**WHAT TO WORK ON**
Entries follow. Set all of them down as they stand.
++++ RECORDED DATA ++++
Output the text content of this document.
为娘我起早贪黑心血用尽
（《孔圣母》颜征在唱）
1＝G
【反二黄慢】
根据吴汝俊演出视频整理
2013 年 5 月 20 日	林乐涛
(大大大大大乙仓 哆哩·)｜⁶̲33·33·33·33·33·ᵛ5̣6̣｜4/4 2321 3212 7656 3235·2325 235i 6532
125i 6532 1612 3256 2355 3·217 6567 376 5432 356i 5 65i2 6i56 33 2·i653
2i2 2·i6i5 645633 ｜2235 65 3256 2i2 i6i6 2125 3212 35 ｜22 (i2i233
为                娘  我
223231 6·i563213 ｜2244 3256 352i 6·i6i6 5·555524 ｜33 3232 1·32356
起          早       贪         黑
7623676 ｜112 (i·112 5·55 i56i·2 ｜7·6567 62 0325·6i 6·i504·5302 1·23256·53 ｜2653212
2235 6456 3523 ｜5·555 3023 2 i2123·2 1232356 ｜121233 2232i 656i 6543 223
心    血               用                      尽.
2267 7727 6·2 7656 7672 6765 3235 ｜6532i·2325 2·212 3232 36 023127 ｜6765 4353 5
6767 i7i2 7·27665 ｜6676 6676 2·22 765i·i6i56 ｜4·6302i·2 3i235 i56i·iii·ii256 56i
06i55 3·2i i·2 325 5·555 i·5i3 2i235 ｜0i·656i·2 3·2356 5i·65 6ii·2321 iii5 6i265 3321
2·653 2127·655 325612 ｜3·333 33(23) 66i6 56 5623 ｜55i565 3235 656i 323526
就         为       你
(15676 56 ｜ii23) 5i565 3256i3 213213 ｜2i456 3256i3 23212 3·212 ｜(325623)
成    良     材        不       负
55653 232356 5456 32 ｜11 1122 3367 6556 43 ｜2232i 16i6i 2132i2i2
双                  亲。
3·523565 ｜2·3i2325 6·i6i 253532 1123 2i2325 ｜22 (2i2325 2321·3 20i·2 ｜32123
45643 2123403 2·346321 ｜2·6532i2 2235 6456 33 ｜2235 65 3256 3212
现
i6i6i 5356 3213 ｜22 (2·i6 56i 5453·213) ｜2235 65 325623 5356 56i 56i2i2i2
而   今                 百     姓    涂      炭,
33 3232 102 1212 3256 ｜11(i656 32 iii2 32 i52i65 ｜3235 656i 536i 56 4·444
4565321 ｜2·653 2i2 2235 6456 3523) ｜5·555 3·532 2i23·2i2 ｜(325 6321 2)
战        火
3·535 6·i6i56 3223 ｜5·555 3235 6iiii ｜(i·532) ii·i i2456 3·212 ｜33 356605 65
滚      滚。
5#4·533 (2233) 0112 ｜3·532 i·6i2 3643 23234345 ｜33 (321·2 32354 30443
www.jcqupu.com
++++
**RESULT OF THIS TASK**
Output the text content of this document.
为娘我起早贪黑心血用尽
（《孔圣母》颜征在唱）
1＝G
【反二黄慢】
根据吴汝俊演出视频整理
2013 年 5 月 20 日	林乐涛
(大大大大大乙仓 哆哩·)｜⁶̲33·33·33·33·33·ᵛ5̣6̣｜4/4 2321 3212 7656 3235·2325 235i 6532
125i 6532 1612 3256 2355 3·217 6567 376 5432 356i 5 65i2 6i56 33 2·i653
2i2 2·i6i5 645633 ｜2235 65 3256 2i2 i6i6 2125 3212 35 ｜22 (i2i233
为                娘  我
223231 6·i563213 ｜2244 3256 352i 6·i6i6 5·555524 ｜33 3232 1·32356
起          早       贪         黑
7623676 ｜112 (i·112 5·55 i56i·2 ｜7·6567 62 0325·6i 6·i504·5302 1·23256·53 ｜2653212
2235 6456 3523 ｜5·555 3023 2 i2123·2 1232356 ｜121233 2232i 656i 6543 223
心    血               用                      尽.
2267 7727 6·2 7656 7672 6765 3235 ｜6532i·2325 2·212 3232 36 023127 ｜6765 4353 5
6767 i7i2 7·27665 ｜6676 6676 2·22 765i·i6i56 ｜4·6302i·2 3i235 i56i·iii·ii256 56i
06i55 3·2i i·2 325 5·555 i·5i3 2i235 ｜0i·656i·2 3·2356 5i·65 6ii·2321 iii5 6i265 3321
2·653 2127·655 325612 ｜3·333 33(23) 66i6 56 5623 ｜55i565 3235 656i 323526
就         为       你
(15676 56 ｜ii23) 5i565 3256i3 213213 ｜2i456 3256i3 23212 3·212 ｜(325623)
成    良     材        不       负
55653 232356 5456 32 ｜11 1122 3367 6556 43 ｜2232i 16i6i 2132i2i2
双                  亲。
3·523565 ｜2·3i2325 6·i6i 253532 1123 2i2325 ｜22 (2i2325 2321·3 20i·2 ｜32123
45643 2123403 2·346321 ｜2·6532i2 2235 6456 33 ｜2235 65 3256 3212
现
i6i6i 5356 3213 ｜22 (2·i6 56i 5453·213) ｜2235 65 325623 5356 56i 56i2i2i2
而   今                 百     姓    涂      炭,
33 3232 102 1212 3256 ｜11(i656 32 iii2 32 i52i65 ｜3235 656i 536i 56 4·444
4565321 ｜2·653 2i2 2235 6456 3523) ｜5·555 3·532 2i23·2i2 ｜(325 6321 2)
战        火
3·535 6·i6i56 3223 ｜5·555 3235 6iiii ｜(i·532) ii·i i2456 3·212 ｜33 356605 65
滚      滚。
5#4·533 (2233) 0112 ｜3·532 i·6i2 3643 23234345 ｜33 (321·2 32354 30443
www.jcqupu.com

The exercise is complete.